A block of data
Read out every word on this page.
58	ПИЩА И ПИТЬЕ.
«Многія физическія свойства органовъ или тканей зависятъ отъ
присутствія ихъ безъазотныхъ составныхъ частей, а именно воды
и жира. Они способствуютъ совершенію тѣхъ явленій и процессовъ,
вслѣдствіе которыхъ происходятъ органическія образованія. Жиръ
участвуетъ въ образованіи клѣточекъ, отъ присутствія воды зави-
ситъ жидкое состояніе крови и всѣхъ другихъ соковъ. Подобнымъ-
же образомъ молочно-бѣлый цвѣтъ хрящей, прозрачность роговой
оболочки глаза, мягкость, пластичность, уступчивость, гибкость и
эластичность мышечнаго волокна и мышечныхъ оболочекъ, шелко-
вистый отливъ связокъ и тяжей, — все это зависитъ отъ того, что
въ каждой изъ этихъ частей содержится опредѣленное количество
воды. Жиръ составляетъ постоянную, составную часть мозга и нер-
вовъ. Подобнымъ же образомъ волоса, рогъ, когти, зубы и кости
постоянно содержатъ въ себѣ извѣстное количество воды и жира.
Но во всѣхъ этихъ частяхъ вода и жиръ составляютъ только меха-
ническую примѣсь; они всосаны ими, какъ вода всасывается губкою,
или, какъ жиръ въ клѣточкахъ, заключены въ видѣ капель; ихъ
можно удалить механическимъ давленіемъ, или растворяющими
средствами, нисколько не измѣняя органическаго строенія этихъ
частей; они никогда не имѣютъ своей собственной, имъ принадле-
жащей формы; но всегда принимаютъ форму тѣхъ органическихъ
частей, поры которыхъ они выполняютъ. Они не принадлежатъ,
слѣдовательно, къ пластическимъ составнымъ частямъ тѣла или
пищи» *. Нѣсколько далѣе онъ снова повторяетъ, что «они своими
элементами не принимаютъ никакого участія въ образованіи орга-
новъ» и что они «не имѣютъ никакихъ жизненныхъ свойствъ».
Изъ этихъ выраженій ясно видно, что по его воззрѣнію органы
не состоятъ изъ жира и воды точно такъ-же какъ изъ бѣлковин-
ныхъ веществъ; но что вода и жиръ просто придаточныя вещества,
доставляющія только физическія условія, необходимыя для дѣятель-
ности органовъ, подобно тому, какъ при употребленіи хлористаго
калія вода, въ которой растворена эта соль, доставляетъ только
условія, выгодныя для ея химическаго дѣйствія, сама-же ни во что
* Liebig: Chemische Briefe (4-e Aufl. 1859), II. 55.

STATED PROBLEM:
Reproduce the listing in full. Keep it exactly as written.

TASK RESULT:
Read out every word on this page.
58	ПИЩА И ПИТЬЕ.
«Многія физическія свойства органовъ или тканей зависятъ отъ
присутствія ихъ безъазотныхъ составныхъ частей, а именно воды
и жира. Они способствуютъ совершенію тѣхъ явленій и процессовъ,
вслѣдствіе которыхъ происходятъ органическія образованія. Жиръ
участвуетъ въ образованіи клѣточекъ, отъ присутствія воды зави-
ситъ жидкое состояніе крови и всѣхъ другихъ соковъ. Подобнымъ-
же образомъ молочно-бѣлый цвѣтъ хрящей, прозрачность роговой
оболочки глаза, мягкость, пластичность, уступчивость, гибкость и
эластичность мышечнаго волокна и мышечныхъ оболочекъ, шелко-
вистый отливъ связокъ и тяжей, — все это зависитъ отъ того, что
въ каждой изъ этихъ частей содержится опредѣленное количество
воды. Жиръ составляетъ постоянную, составную часть мозга и нер-
вовъ. Подобнымъ же образомъ волоса, рогъ, когти, зубы и кости
постоянно содержатъ въ себѣ извѣстное количество воды и жира.
Но во всѣхъ этихъ частяхъ вода и жиръ составляютъ только меха-
ническую примѣсь; они всосаны ими, какъ вода всасывается губкою,
или, какъ жиръ въ клѣточкахъ, заключены въ видѣ капель; ихъ
можно удалить механическимъ давленіемъ, или растворяющими
средствами, нисколько не измѣняя органическаго строенія этихъ
частей; они никогда не имѣютъ своей собственной, имъ принадле-
жащей формы; но всегда принимаютъ форму тѣхъ органическихъ
частей, поры которыхъ они выполняютъ. Они не принадлежатъ,
слѣдовательно, къ пластическимъ составнымъ частямъ тѣла или
пищи» *. Нѣсколько далѣе онъ снова повторяетъ, что «они своими
элементами не принимаютъ никакого участія въ образованіи орга-
новъ» и что они «не имѣютъ никакихъ жизненныхъ свойствъ».
Изъ этихъ выраженій ясно видно, что по его воззрѣнію органы
не состоятъ изъ жира и воды точно такъ-же какъ изъ бѣлковин-
ныхъ веществъ; но что вода и жиръ просто придаточныя вещества,
доставляющія только физическія условія, необходимыя для дѣятель-
ности органовъ, подобно тому, какъ при употребленіи хлористаго
калія вода, въ которой растворена эта соль, доставляетъ только
условія, выгодныя для ея химическаго дѣйствія, сама-же ни во что
* Liebig: Chemische Briefe (4-e Aufl. 1859), II. 55.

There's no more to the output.